▶ _What the exercise asks_:
Render every line of the data below as a JSON list of strings, with one string per line and blank lines omitted.
-- -- --
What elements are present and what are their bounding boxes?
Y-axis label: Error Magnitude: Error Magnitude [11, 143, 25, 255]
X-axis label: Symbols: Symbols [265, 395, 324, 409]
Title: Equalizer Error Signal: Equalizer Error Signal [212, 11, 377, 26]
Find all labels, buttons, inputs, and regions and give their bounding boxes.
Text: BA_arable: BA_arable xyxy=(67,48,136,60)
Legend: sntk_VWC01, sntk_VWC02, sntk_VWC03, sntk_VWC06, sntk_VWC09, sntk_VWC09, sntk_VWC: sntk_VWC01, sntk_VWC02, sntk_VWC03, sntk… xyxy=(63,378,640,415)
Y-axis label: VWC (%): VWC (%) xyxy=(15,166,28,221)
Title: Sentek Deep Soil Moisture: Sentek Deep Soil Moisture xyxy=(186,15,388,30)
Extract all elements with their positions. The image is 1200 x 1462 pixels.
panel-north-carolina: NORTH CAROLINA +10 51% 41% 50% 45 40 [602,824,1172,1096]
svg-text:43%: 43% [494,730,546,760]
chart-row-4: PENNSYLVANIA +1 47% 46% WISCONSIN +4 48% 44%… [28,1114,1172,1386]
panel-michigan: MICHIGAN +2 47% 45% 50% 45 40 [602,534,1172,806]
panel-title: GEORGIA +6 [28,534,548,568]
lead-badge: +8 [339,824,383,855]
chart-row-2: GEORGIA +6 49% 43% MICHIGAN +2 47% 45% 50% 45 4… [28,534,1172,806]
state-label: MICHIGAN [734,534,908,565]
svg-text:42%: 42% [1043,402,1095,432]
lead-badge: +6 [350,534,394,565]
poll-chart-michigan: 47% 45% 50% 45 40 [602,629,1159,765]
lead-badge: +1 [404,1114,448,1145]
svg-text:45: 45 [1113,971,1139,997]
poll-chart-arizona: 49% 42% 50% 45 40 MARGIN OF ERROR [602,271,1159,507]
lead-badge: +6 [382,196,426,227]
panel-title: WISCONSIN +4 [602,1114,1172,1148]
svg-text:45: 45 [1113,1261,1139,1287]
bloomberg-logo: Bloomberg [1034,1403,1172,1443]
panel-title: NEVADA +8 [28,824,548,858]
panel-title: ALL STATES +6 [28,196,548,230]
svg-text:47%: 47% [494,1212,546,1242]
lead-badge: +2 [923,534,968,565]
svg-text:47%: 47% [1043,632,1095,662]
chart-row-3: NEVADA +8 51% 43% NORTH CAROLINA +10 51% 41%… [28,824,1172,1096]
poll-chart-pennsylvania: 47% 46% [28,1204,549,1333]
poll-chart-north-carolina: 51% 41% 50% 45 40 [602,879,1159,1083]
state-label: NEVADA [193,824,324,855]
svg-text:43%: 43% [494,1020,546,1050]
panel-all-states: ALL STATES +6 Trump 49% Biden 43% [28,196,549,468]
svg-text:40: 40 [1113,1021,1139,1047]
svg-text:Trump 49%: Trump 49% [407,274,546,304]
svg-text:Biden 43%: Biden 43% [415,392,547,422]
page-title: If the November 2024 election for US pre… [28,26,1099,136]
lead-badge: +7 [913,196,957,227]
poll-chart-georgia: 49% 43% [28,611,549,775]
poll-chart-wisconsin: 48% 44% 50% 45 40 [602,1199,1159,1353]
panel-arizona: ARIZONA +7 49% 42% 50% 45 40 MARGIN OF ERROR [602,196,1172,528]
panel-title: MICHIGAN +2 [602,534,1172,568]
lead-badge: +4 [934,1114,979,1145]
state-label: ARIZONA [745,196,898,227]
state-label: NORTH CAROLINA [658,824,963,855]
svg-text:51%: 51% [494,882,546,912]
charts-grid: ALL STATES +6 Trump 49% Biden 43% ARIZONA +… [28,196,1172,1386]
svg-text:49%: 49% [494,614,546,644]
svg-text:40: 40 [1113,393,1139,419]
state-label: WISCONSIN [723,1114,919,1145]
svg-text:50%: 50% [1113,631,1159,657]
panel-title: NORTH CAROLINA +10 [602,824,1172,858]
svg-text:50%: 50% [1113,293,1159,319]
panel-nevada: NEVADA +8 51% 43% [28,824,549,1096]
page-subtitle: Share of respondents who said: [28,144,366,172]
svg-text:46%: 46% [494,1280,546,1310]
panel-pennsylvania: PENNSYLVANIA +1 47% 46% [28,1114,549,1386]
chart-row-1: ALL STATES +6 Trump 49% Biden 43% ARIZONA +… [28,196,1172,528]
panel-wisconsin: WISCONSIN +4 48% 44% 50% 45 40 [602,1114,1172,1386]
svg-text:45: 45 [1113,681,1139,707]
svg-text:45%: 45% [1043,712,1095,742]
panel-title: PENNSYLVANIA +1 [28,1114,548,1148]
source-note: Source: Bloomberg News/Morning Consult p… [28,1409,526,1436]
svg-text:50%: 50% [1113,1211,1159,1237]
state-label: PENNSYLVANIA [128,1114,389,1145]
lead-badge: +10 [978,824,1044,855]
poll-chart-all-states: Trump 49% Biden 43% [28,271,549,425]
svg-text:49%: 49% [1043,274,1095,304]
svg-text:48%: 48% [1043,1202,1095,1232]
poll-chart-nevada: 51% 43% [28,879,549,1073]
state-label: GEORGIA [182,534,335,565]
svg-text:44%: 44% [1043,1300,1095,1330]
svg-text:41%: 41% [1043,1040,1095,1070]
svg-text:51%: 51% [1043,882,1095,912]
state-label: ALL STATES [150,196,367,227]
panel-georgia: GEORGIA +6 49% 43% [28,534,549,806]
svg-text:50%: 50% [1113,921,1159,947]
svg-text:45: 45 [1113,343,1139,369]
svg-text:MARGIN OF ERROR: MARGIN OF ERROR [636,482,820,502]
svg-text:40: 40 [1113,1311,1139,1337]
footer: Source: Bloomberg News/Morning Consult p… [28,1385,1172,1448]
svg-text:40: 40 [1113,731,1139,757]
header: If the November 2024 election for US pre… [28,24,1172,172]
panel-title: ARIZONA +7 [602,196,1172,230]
-- -- --
▶ _Task solution_:
[
  "What elements are present and what are their bounding boxes?",
  "Y-axis label: Error Magnitude: Error Magnitude [11, 143, 25, 255]",
  "X-axis label: Symbols: Symbols [265, 395, 324, 409]",
  "Title: Equalizer Error Signal: Equalizer Error Signal [212, 11, 377, 26]",
  "Find all labels, buttons, inputs, and regions and give their bounding boxes.",
  "Text: BA_arable: BA_arable xyxy=(67,48,136,60)",
  "Legend: sntk_VWC01, sntk_VWC02, sntk_VWC03, sntk_VWC06, sntk_VWC09, sntk_VWC09, sntk_VWC: sntk_VWC01, sntk_VWC02, sntk_VWC03, sntk… xyxy=(63,378,640,415)",
  "Y-axis label: VWC (%): VWC (%) xyxy=(15,166,28,221)",
  "Title: Sentek Deep Soil Moisture: Sentek Deep Soil Moisture xyxy=(186,15,388,30)",
  "Extract all elements with their positions. The image is 1200 x 1462 pixels.",
  "panel-north-carolina: NORTH CAROLINA +10 51% 41% 50% 45 40 [602,824,1172,1096]",
  "svg-text:43%: 43% [494,730,546,760]",
  "chart-row-4: PENNSYLVANIA +1 47% 46% WISCONSIN +4 48% 44%… [28,1114,1172,1386]",
  "panel-michigan: MICHIGAN +2 47% 45% 50% 45 40 [602,534,1172,806]",
  "panel-title: GEORGIA +6 [28,534,548,568]",
  "lead-badge: +8 [339,824,383,855]",
  "chart-row-2: GEORGIA +6 49% 43% MICHIGAN +2 47% 45% 50% 45 4… [28,534,1172,806]",
  "state-label: MICHIGAN [734,534,908,565]",
  "svg-text:42%: 42% [1043,402,1095,432]",
  "lead-badge: +6 [350,534,394,565]",
  "poll-chart-michigan: 47% 45% 50% 45 40 [602,629,1159,765]",
  "lead-badge: +1 [404,1114,448,1145]",
  "svg-text:45: 45 [1113,971,1139,997]",
  "poll-chart-arizona: 49% 42% 50% 45 40 MARGIN OF ERROR [602,271,1159,507]",
  "lead-badge: +6 [382,196,426,227]",
  "panel-title: WISCONSIN +4 [602,1114,1172,1148]",
  "svg-text:45: 45 [1113,1261,1139,1287]",
  "bloomberg-logo: Bloomberg [1034,1403,1172,1443]",
  "panel-title: NEVADA +8 [28,824,548,858]",
  "panel-title: ALL STATES +6 [28,196,548,230]",
  "svg-text:47%: 47% [494,1212,546,1242]",
  "lead-badge: +2 [923,534,968,565]",
  "svg-text:47%: 47% [1043,632,1095,662]",
  "chart-row-3: NEVADA +8 51% 43% NORTH CAROLINA +10 51% 41%… [28,824,1172,1096]",
  "poll-chart-pennsylvania: 47% 46% [28,1204,549,1333]",
  "poll-chart-north-carolina: 51% 41% 50% 45 40 [602,879,1159,1083]",
  "state-label: NEVADA [193,824,324,855]",
  "svg-text:43%: 43% [494,1020,546,1050]",
  "panel-all-states: ALL STATES +6 Trump 49% Biden 43% [28,196,549,468]",
  "svg-text:40: 40 [1113,1021,1139,1047]",
  "svg-text:Trump 49%: Trump 49% [407,274,546,304]",
  "svg-text:Biden 43%: Biden 43% [415,392,547,422]",
  "page-title: If the November 2024 election for US pre… [28,26,1099,136]",
  "lead-badge: +7 [913,196,957,227]",
  "poll-chart-georgia: 49% 43% [28,611,549,775]",
  "poll-chart-wisconsin: 48% 44% 50% 45 40 [602,1199,1159,1353]",
  "panel-arizona: ARIZONA +7 49% 42% 50% 45 40 MARGIN OF ERROR [602,196,1172,528]",
  "panel-title: MICHIGAN +2 [602,534,1172,568]",
  "lead-badge: +4 [934,1114,979,1145]",
  "state-label: ARIZONA [745,196,898,227]",
  "state-label: NORTH CAROLINA [658,824,963,855]",
  "svg-text:51%: 51% [494,882,546,912]",
  "charts-grid: ALL STATES +6 Trump 49% Biden 43% ARIZONA +… [28,196,1172,1386]",
  "svg-text:49%: 49% [494,614,546,644]",
  "svg-text:40: 40 [1113,393,1139,419]",
  "state-label: WISCONSIN [723,1114,919,1145]",
  "svg-text:50%: 50% [1113,631,1159,657]",
  "panel-title: NORTH CAROLINA +10 [602,824,1172,858]",
  "svg-text:50%: 50% [1113,293,1159,319]",
  "panel-nevada: NEVADA +8 51% 43% [28,824,549,1096]",
  "page-subtitle: Share of respondents who said: [28,144,366,172]",
  "svg-text:46%: 46% [494,1280,546,1310]",
  "panel-pennsylvania: PENNSYLVANIA +1 47% 46% [28,1114,549,1386]",
  "chart-row-1: ALL STATES +6 Trump 49% Biden 43% ARIZONA +… [28,196,1172,528]",
  "panel-wisconsin: WISCONSIN +4 48% 44% 50% 45 40 [602,1114,1172,1386]",
  "svg-text:45: 45 [1113,681,1139,707]",
  "svg-text:45%: 45% [1043,712,1095,742]",
  "panel-title: PENNSYLVANIA +1 [28,1114,548,1148]",
  "source-note: Source: Bloomberg News/Morning Consult p… [28,1409,526,1436]",
  "svg-text:50%: 50% [1113,1211,1159,1237]",
  "state-label: PENNSYLVANIA [128,1114,389,1145]",
  "lead-badge: +10 [978,824,1044,855]",
  "poll-chart-all-states: Trump 49% Biden 43% [28,271,549,425]",
  "svg-text:49%: 49% [1043,274,1095,304]",
  "svg-text:48%: 48% [1043,1202,1095,1232]",
  "poll-chart-nevada: 51% 43% [28,879,549,1073]",
  "state-label: GEORGIA [182,534,335,565]",
  "svg-text:44%: 44% [1043,1300,1095,1330]",
  "svg-text:41%: 41% [1043,1040,1095,1070]",
  "svg-text:51%: 51% [1043,882,1095,912]",
  "state-label: ALL STATES [150,196,367,227]",
  "panel-georgia: GEORGIA +6 49% 43% [28,534,549,806]",
  "svg-text:50%: 50% [1113,921,1159,947]",
  "svg-text:45: 45 [1113,343,1139,369]",
  "svg-text:MARGIN OF ERROR: MARGIN OF ERROR [636,482,820,502]",
  "svg-text:40: 40 [1113,1311,1139,1337]",
  "footer: Source: Bloomberg News/Morning Consult p… [28,1385,1172,1448]",
  "svg-text:40: 40 [1113,731,1139,757]",
  "header: If the November 2024 election for US pre… [28,24,1172,172]",
  "panel-title: ARIZONA +7 [602,196,1172,230]"
]